Which lines contain the string "ylabel"? Please list every one of them.
^^^^^^^^^^^^^^^^
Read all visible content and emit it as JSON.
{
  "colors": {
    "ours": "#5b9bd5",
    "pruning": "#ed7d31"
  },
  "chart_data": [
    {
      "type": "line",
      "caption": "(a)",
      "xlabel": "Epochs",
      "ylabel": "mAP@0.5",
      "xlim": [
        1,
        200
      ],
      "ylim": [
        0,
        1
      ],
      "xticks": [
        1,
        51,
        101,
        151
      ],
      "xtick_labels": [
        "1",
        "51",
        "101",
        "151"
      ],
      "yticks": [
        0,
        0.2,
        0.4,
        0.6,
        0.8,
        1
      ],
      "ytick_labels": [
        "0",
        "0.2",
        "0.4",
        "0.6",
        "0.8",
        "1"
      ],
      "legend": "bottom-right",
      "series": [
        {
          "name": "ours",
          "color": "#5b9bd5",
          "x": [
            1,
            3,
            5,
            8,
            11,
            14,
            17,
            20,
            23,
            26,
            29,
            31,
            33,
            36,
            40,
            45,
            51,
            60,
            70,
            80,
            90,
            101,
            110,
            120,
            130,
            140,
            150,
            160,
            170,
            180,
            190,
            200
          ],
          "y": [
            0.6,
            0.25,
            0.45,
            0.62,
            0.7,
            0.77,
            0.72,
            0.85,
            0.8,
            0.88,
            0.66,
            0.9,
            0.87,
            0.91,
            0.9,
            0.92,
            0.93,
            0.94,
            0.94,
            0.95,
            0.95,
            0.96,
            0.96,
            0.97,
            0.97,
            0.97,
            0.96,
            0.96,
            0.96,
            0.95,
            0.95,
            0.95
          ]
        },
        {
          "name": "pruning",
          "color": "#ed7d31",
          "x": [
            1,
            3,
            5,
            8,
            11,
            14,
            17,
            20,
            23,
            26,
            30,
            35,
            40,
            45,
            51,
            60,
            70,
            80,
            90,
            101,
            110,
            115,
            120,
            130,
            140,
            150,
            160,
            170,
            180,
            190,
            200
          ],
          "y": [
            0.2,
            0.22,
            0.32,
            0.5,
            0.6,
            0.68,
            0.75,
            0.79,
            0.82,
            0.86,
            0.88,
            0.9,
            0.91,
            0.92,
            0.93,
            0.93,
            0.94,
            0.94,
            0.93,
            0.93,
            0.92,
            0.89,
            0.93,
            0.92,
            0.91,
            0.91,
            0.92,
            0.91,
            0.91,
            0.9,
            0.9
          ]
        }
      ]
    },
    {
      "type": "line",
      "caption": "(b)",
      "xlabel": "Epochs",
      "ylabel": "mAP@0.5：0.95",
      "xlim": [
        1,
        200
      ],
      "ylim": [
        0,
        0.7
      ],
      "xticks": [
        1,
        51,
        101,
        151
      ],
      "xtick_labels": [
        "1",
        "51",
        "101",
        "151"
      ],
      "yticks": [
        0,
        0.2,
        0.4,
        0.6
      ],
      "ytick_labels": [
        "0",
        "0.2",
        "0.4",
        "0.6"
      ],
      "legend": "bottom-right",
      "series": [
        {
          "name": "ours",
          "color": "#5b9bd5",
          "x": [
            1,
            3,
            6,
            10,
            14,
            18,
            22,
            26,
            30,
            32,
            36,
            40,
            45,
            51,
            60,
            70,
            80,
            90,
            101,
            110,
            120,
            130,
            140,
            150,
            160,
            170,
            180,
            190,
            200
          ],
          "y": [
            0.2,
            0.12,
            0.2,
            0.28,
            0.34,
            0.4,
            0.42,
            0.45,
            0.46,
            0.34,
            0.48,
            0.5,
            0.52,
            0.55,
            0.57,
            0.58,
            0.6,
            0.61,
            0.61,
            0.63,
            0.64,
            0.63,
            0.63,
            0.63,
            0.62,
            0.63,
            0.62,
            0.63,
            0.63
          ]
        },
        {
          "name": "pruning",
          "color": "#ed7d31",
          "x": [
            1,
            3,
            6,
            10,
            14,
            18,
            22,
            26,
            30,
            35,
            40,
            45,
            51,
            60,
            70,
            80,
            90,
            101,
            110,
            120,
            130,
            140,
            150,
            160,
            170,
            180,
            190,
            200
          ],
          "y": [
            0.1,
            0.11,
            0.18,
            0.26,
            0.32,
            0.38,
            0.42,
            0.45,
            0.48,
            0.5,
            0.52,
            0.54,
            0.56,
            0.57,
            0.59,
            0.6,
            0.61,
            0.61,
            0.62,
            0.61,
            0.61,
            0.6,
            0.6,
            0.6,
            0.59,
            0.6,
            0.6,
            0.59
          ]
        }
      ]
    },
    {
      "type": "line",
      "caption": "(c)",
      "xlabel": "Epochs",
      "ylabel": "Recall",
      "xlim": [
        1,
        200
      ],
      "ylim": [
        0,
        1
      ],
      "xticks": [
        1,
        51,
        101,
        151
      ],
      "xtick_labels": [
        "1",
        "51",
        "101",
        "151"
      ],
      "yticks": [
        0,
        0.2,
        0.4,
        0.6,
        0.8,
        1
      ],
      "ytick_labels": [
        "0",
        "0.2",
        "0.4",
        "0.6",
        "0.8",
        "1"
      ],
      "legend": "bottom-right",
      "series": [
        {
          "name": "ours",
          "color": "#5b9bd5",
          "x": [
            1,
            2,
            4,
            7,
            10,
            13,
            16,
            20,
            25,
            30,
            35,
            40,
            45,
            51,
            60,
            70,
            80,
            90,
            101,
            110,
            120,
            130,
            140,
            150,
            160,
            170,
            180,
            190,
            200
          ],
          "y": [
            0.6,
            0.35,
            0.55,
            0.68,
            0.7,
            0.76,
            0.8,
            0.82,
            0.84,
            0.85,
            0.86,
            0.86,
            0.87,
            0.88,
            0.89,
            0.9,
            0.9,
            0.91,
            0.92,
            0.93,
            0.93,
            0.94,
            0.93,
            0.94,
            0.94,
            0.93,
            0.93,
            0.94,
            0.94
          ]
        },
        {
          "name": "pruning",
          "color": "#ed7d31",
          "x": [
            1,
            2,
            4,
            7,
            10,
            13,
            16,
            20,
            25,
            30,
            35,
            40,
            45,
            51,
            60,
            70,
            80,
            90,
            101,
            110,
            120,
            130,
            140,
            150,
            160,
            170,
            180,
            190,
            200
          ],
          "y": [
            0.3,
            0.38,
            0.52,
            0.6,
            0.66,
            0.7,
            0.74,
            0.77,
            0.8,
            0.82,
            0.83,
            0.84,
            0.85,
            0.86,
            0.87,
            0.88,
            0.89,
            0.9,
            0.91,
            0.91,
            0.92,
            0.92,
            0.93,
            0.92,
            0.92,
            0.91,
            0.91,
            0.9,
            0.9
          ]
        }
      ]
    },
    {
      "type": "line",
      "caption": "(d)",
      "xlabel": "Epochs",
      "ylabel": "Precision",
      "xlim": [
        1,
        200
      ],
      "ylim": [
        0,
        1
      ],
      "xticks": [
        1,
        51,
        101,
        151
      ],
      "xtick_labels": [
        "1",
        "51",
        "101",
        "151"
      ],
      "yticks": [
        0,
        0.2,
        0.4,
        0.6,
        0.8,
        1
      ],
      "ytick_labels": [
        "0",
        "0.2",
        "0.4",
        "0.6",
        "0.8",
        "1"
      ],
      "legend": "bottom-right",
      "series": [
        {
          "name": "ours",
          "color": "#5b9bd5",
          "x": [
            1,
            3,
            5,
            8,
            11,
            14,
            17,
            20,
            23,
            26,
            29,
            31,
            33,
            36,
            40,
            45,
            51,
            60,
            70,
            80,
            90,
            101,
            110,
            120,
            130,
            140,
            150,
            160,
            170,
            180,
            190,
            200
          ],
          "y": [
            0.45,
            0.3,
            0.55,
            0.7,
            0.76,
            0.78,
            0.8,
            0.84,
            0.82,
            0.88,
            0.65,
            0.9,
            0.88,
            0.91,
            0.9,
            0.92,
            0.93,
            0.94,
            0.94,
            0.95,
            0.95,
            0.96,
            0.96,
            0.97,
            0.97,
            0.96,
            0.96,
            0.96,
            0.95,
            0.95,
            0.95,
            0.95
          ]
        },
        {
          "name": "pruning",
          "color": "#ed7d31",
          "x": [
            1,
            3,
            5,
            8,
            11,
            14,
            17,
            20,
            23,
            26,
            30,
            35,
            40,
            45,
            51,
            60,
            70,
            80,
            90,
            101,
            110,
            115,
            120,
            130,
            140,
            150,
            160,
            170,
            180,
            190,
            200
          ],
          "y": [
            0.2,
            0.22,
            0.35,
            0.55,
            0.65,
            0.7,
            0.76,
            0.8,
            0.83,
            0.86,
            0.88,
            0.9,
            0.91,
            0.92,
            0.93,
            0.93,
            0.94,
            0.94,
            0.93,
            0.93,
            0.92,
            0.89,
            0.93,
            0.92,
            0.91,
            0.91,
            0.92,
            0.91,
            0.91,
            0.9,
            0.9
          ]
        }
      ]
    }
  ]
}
^^^^^^^^^^^^^^^^
Response —
      "ylabel": "mAP@0.5",
      "ylabel": "mAP@0.5：0.95",
      "ylabel": "Recall",
      "ylabel": "Precision",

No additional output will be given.